> **Material for this exercise**
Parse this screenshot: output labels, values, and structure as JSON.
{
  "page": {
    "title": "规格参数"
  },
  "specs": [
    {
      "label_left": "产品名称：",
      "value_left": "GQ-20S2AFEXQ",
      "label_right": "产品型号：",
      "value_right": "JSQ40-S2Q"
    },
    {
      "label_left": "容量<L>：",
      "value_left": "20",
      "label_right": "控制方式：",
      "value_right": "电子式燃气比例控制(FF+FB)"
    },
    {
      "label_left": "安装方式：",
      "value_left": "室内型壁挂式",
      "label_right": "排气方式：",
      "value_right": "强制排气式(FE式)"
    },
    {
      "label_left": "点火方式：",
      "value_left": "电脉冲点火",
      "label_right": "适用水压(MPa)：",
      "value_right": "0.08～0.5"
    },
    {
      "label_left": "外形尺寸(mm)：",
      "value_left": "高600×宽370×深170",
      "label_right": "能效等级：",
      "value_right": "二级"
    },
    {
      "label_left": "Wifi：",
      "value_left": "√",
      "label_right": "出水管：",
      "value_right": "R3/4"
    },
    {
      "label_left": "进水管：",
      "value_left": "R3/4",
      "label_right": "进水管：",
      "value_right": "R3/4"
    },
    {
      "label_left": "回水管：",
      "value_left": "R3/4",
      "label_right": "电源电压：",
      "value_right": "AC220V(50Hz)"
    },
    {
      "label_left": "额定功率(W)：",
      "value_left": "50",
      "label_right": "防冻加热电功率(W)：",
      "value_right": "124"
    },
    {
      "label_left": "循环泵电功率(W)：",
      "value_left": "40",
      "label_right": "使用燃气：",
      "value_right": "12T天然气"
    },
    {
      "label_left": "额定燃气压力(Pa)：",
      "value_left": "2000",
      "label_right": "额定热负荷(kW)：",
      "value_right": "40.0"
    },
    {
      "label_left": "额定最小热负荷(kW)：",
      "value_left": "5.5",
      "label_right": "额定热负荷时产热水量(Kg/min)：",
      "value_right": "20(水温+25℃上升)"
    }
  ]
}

> **Given request**
Set out the complete listing exactly as shown.

> **Answer in full**
Parse this screenshot: output labels, values, and structure as JSON.
{
  "page": {
    "title": "规格参数"
  },
  "specs": [
    {
      "label_left": "产品名称：",
      "value_left": "GQ-20S2AFEXQ",
      "label_right": "产品型号：",
      "value_right": "JSQ40-S2Q"
    },
    {
      "label_left": "容量<L>：",
      "value_left": "20",
      "label_right": "控制方式：",
      "value_right": "电子式燃气比例控制(FF+FB)"
    },
    {
      "label_left": "安装方式：",
      "value_left": "室内型壁挂式",
      "label_right": "排气方式：",
      "value_right": "强制排气式(FE式)"
    },
    {
      "label_left": "点火方式：",
      "value_left": "电脉冲点火",
      "label_right": "适用水压(MPa)：",
      "value_right": "0.08～0.5"
    },
    {
      "label_left": "外形尺寸(mm)：",
      "value_left": "高600×宽370×深170",
      "label_right": "能效等级：",
      "value_right": "二级"
    },
    {
      "label_left": "Wifi：",
      "value_left": "√",
      "label_right": "出水管：",
      "value_right": "R3/4"
    },
    {
      "label_left": "进水管：",
      "value_left": "R3/4",
      "label_right": "进水管：",
      "value_right": "R3/4"
    },
    {
      "label_left": "回水管：",
      "value_left": "R3/4",
      "label_right": "电源电压：",
      "value_right": "AC220V(50Hz)"
    },
    {
      "label_left": "额定功率(W)：",
      "value_left": "50",
      "label_right": "防冻加热电功率(W)：",
      "value_right": "124"
    },
    {
      "label_left": "循环泵电功率(W)：",
      "value_left": "40",
      "label_right": "使用燃气：",
      "value_right": "12T天然气"
    },
    {
      "label_left": "额定燃气压力(Pa)：",
      "value_left": "2000",
      "label_right": "额定热负荷(kW)：",
      "value_right": "40.0"
    },
    {
      "label_left": "额定最小热负荷(kW)：",
      "value_left": "5.5",
      "label_right": "额定热负荷时产热水量(Kg/min)：",
      "value_right": "20(水温+25℃上升)"
    }
  ]
}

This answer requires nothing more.